DATA RECORDS:
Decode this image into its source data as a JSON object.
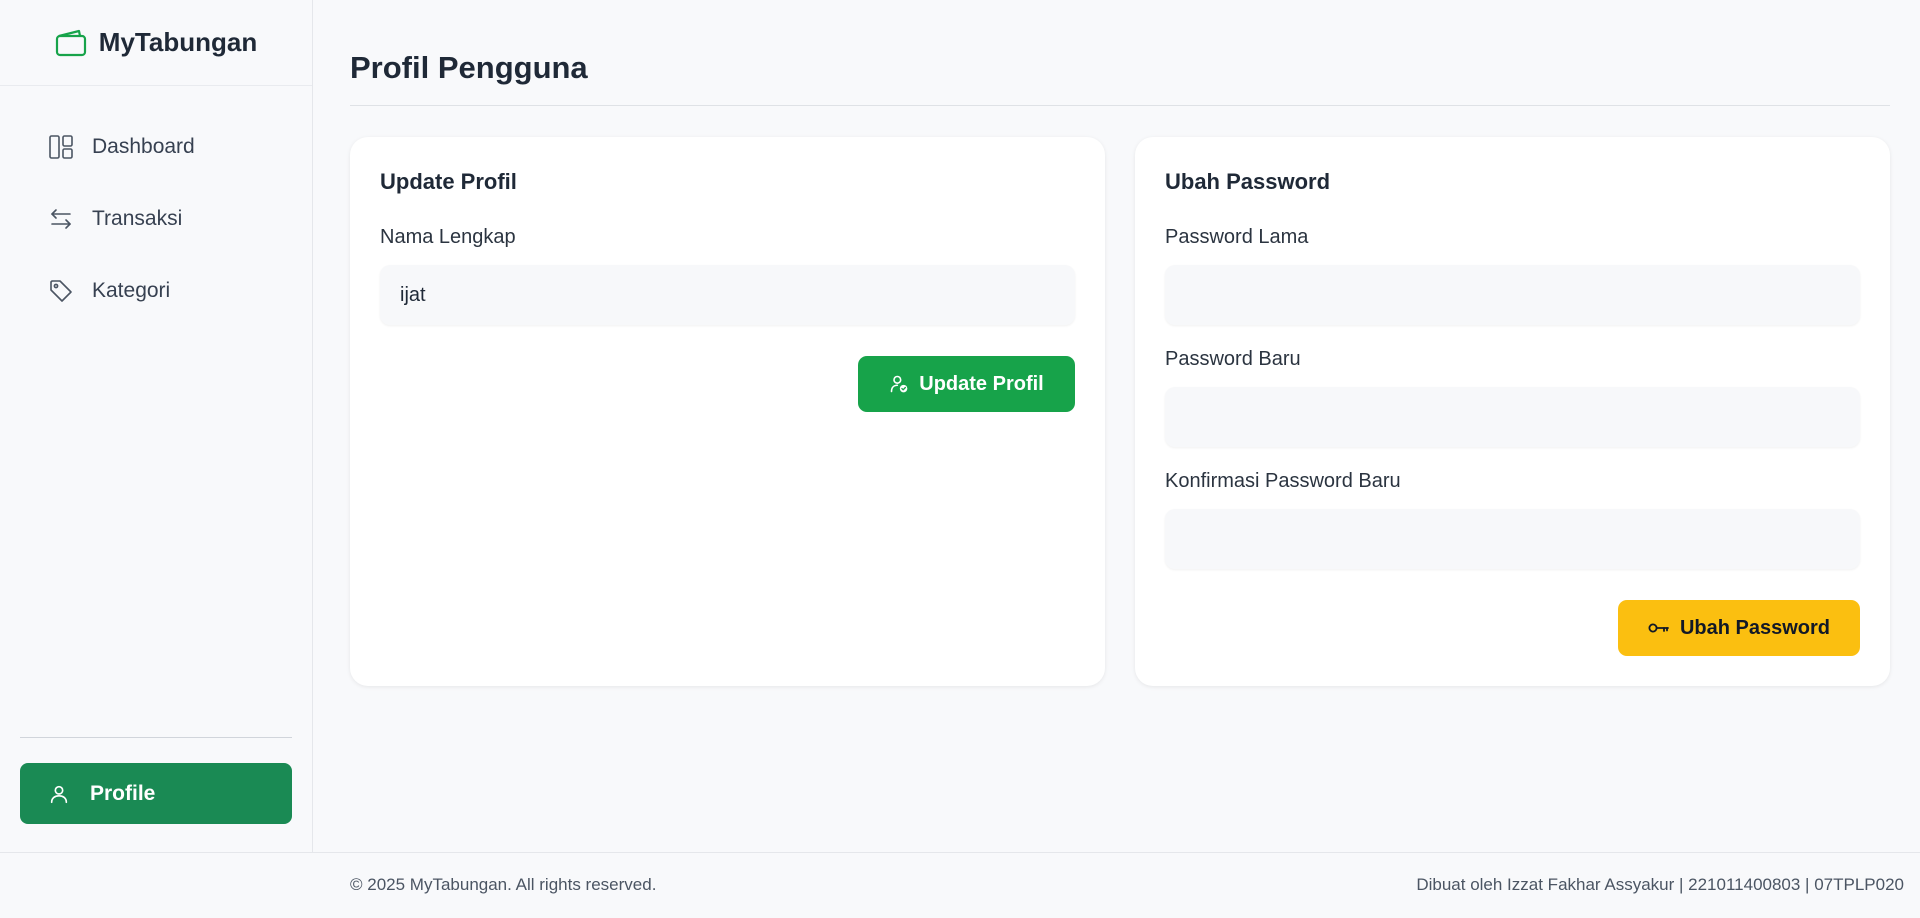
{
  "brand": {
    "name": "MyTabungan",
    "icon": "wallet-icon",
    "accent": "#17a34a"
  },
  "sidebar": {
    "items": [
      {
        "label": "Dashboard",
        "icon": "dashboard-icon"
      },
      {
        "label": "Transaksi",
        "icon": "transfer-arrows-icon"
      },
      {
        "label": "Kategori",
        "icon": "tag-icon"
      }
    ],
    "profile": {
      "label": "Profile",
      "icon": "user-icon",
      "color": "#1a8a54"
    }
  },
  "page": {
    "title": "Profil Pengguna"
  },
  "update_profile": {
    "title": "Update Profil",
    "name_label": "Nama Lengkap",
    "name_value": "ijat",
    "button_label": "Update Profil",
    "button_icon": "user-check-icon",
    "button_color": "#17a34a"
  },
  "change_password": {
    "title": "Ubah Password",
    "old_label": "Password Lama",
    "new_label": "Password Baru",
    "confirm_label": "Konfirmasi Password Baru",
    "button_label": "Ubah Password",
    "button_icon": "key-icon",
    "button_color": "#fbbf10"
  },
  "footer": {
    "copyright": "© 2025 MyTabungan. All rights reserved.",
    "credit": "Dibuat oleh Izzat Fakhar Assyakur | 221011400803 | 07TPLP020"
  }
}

EXERCISE DETAILS: Leave the images out, please, and restate each line word for word.

THE OUTPUT:
Decode this image into its source data as a JSON object.
{
  "brand": {
    "name": "MyTabungan",
    "icon": "wallet-icon",
    "accent": "#17a34a"
  },
  "sidebar": {
    "items": [
      {
        "label": "Dashboard",
        "icon": "dashboard-icon"
      },
      {
        "label": "Transaksi",
        "icon": "transfer-arrows-icon"
      },
      {
        "label": "Kategori",
        "icon": "tag-icon"
      }
    ],
    "profile": {
      "label": "Profile",
      "icon": "user-icon",
      "color": "#1a8a54"
    }
  },
  "page": {
    "title": "Profil Pengguna"
  },
  "update_profile": {
    "title": "Update Profil",
    "name_label": "Nama Lengkap",
    "name_value": "ijat",
    "button_label": "Update Profil",
    "button_icon": "user-check-icon",
    "button_color": "#17a34a"
  },
  "change_password": {
    "title": "Ubah Password",
    "old_label": "Password Lama",
    "new_label": "Password Baru",
    "confirm_label": "Konfirmasi Password Baru",
    "button_label": "Ubah Password",
    "button_icon": "key-icon",
    "button_color": "#fbbf10"
  },
  "footer": {
    "copyright": "© 2025 MyTabungan. All rights reserved.",
    "credit": "Dibuat oleh Izzat Fakhar Assyakur | 221011400803 | 07TPLP020"
  }
}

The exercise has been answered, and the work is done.